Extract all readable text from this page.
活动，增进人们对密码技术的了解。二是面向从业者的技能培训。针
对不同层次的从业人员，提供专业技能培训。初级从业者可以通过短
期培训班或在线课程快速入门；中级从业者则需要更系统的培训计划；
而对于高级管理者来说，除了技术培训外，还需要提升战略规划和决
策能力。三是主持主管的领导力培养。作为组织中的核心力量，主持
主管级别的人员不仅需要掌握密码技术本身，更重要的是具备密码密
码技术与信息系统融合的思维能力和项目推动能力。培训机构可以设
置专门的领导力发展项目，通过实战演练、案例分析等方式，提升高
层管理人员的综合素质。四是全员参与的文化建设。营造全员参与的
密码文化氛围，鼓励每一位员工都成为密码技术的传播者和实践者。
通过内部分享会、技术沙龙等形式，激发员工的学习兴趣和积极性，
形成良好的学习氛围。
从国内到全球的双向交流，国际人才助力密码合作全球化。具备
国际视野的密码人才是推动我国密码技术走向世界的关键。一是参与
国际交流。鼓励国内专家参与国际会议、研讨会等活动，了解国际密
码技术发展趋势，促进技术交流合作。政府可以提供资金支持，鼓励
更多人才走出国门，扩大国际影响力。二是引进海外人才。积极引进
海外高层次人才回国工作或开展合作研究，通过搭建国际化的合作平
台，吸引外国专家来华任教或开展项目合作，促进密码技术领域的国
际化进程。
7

===============

■ Short exercise ■
Transcribe the material exactly as it reads.

■ Expected answer ■
Extract all readable text from this page.
活动，增进人们对密码技术的了解。二是面向从业者的技能培训。针
对不同层次的从业人员，提供专业技能培训。初级从业者可以通过短
期培训班或在线课程快速入门；中级从业者则需要更系统的培训计划；
而对于高级管理者来说，除了技术培训外，还需要提升战略规划和决
策能力。三是主持主管的领导力培养。作为组织中的核心力量，主持
主管级别的人员不仅需要掌握密码技术本身，更重要的是具备密码密
码技术与信息系统融合的思维能力和项目推动能力。培训机构可以设
置专门的领导力发展项目，通过实战演练、案例分析等方式，提升高
层管理人员的综合素质。四是全员参与的文化建设。营造全员参与的
密码文化氛围，鼓励每一位员工都成为密码技术的传播者和实践者。
通过内部分享会、技术沙龙等形式，激发员工的学习兴趣和积极性，
形成良好的学习氛围。
从国内到全球的双向交流，国际人才助力密码合作全球化。具备
国际视野的密码人才是推动我国密码技术走向世界的关键。一是参与
国际交流。鼓励国内专家参与国际会议、研讨会等活动，了解国际密
码技术发展趋势，促进技术交流合作。政府可以提供资金支持，鼓励
更多人才走出国门，扩大国际影响力。二是引进海外人才。积极引进
海外高层次人才回国工作或开展合作研究，通过搭建国际化的合作平
台，吸引外国专家来华任教或开展项目合作，促进密码技术领域的国
际化进程。
7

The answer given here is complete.